Was auf den ersten Blick nüchtern wirkt, entpuppt sich auf den zweiten Blick als Werkzeug pädagogischer Handlungskonzepte. Simon Freie Architekten schaffen mit dem Kinderhaus Im Weckholder einen Ortbetonbau in Schottenbauweise mit Räumlichkeiten, die sich farblich bewusst zurücknehmen. Vor grauer Kulisse werden die Spielzeuge der Kinder zu den eigentlichen Kunstobjekten.
Bauherr: Stadt Aichtal
Architekten: Simon Freie Architekten BDA, Stuttgart
Standort: Schwabstraße 38, 72613 Aichtal (DE)
Text: Insa Thiel
Das Kinderhaus Im Weckholder bietet Platz für die Betreuung und Verpflegung von rund 90 Kindern in fünf Gruppen im Alter zwischen 0 und 6 Jahren. Die Bauherren beschreiben das Konzept des zurückhaltenden, auf den ersten Blick etwas kühl erscheinenden Gebäudes als einen Ort, in dem »die Kinder ihren individuellen Interessen und Themen nachgehen können und Materialien und lichtdurchflutete Räume zum Forschen und Lernen anregen.«
Klare Struktur Konstruktiv gliedert sich der Gebäudekörper des Kinderhauses in drei übereinander liegende Geschossplatten, die durch eine, von Nord- nach Süd verlaufende Schottenbauweise getragen werden. Eingesetze, mal opake, mal transparente Kuben strukturieren den Grundriss und generieren unterschiedlichste, geschützte Bereiche im Innen- und Außenraum. Es entsteht eine klare Struktur aus einem fließenden, gemeinschaftlich genutzten Flurbereich mit Zonen wie der offenen Kinderküche und angrenzenden Räumen des Rückzugs für Gruppen- und Spielbereiche. Räume, die weniger Einsicht benötigen, werden zugunsten der Struktur genutzt und dienen teilweise als opake Betonkerne zur Aussteifung des Gebäudes. Konzeptuell und tektonisch teilt sich das Gebäude in zwei Geschosse für verschiedene Nutzergruppen. Während die älteren Kinder im Erdgeschoss spielen, finden die jüngeren oben ihren Platz. Büro- und Aufenthaltsräume für die Mitarbeiter, die Küche und Abstellräume sowie eine Mehrzweckhalle befinden sich ebenfalls im Erdgeschoss. Musik-, Atelier und Technikräume sowie Lagerflächen sind im Obergeschoss angesiedelt. Offene Treppen verbinden die beiden Bereiche miteinander und schaffen visuelle, sowie akustische Bezüge.

• **Datensätze**:
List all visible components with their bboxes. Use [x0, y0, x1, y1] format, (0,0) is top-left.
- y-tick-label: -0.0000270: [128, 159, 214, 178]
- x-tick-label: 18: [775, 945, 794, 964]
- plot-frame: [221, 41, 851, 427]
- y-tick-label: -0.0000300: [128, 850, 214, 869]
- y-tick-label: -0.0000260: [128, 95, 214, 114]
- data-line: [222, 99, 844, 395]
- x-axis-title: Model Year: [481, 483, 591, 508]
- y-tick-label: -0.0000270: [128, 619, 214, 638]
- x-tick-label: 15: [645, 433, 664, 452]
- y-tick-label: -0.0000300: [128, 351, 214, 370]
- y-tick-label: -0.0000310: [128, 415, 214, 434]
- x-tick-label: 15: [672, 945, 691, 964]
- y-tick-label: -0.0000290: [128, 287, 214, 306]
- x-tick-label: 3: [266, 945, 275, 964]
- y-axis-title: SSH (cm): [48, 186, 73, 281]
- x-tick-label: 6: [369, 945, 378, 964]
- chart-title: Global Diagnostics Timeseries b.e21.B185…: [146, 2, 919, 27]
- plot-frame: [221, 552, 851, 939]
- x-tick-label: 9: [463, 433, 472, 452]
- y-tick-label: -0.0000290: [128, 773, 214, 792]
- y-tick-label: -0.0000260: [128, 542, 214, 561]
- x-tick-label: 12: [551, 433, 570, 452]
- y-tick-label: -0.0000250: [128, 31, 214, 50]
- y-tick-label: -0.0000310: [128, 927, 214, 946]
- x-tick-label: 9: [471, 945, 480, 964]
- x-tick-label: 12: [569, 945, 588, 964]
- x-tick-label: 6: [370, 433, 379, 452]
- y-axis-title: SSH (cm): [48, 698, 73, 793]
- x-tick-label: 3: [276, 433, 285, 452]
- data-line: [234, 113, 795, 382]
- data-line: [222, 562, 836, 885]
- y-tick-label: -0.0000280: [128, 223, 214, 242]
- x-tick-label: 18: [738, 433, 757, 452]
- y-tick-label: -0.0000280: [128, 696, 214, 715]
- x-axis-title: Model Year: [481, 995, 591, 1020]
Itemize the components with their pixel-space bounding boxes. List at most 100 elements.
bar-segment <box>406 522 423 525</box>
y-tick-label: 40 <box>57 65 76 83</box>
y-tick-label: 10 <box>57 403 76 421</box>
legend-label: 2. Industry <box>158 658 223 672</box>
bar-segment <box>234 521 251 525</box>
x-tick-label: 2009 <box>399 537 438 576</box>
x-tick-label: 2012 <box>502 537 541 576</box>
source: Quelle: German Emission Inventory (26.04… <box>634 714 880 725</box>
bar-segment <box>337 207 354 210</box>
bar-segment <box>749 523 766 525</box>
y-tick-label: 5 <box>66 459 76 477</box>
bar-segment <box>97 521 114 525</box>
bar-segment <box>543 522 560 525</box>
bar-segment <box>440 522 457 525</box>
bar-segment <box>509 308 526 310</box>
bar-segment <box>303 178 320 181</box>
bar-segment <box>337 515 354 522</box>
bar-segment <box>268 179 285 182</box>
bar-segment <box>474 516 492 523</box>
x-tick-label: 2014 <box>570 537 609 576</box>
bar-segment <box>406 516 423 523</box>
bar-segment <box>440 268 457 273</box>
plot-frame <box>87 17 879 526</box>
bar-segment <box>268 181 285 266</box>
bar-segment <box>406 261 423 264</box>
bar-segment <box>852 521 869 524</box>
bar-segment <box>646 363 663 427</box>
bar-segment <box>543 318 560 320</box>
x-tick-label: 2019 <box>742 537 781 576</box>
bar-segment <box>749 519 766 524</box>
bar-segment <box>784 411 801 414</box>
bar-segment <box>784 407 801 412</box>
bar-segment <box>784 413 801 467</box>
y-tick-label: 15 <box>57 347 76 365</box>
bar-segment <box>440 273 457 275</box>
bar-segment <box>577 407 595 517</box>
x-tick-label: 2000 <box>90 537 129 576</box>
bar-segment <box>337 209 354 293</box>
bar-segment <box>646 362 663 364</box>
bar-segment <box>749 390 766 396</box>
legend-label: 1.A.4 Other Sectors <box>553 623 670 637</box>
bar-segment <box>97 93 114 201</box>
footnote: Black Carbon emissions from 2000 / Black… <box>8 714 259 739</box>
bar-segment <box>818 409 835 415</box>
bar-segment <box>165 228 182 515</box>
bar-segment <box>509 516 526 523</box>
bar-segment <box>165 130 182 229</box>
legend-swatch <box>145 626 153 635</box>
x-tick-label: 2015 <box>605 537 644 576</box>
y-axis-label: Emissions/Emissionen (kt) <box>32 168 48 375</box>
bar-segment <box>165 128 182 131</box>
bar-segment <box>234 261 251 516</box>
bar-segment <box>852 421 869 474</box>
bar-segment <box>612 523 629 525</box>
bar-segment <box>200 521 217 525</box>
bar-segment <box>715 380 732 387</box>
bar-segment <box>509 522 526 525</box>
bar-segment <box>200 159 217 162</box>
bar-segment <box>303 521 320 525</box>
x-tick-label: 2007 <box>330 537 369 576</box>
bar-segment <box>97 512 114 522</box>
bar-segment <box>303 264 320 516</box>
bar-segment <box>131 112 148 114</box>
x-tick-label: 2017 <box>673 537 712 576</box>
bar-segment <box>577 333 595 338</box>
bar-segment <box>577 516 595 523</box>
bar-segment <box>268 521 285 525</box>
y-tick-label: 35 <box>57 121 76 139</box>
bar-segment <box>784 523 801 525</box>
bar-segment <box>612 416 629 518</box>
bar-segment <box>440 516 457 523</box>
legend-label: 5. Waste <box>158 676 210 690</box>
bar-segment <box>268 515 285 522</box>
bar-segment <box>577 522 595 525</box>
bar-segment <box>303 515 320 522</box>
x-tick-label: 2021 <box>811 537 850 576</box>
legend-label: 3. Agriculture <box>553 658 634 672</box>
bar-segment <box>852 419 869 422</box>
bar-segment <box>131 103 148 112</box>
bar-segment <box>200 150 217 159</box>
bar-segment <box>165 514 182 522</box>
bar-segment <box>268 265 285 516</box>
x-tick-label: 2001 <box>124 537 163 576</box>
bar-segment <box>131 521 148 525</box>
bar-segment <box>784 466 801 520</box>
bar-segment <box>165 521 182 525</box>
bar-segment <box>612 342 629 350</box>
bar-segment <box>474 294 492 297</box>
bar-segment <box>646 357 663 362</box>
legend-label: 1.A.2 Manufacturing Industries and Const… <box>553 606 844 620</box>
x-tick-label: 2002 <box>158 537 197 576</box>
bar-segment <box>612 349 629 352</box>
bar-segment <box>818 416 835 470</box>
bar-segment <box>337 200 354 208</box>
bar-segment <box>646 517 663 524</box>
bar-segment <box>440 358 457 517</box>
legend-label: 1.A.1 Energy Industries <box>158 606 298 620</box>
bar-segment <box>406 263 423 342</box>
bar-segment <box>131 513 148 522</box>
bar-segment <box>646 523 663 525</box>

• **Aufgaben**:
[A] Gib den Textauszug über das Kinderhaus Im Weckholder von „Was auf den“ bis „72613 Aichtal (DE)“ wieder und ersetze dabei „Ortbetonbau“ durch „Stahlbetonbau“.
[B] Gib die Zeilen der Datensätze vom Anfang bis einschließlich der Zeile mit „- x-axis-title: Model Year: [481, 483, 591, 508]“ als JSON-Liste von Strings aus, einen String pro Zeile und ohne Leerzeilen.

• **Erwartete Antworten**:
[A]
Was auf den ersten Blick nüchtern wirkt, entpuppt sich auf den zweiten Blick als Werkzeug pädagogischer Handlungskonzepte. Simon Freie Architekten schaffen mit dem Kinderhaus Im Weckholder einen Stahlbetonbau in Schottenbauweise mit Räumlichkeiten, die sich farblich bewusst zurücknehmen. Vor grauer Kulisse werden die Spielzeuge der Kinder zu den eigentlichen Kunstobjekten.
Bauherr: Stadt Aichtal
Architekten: Simon Freie Architekten BDA, Stuttgart
Standort: Schwabstraße 38, 72613 Aichtal (DE)

[B]
[
  "List all visible components with their bboxes. Use [x0, y0, x1, y1] format, (0,0) is top-left.",
  "- y-tick-label: -0.0000270: [128, 159, 214, 178]",
  "- x-tick-label: 18: [775, 945, 794, 964]",
  "- plot-frame: [221, 41, 851, 427]",
  "- y-tick-label: -0.0000300: [128, 850, 214, 869]",
  "- y-tick-label: -0.0000260: [128, 95, 214, 114]",
  "- data-line: [222, 99, 844, 395]",
  "- x-axis-title: Model Year: [481, 483, 591, 508]"
]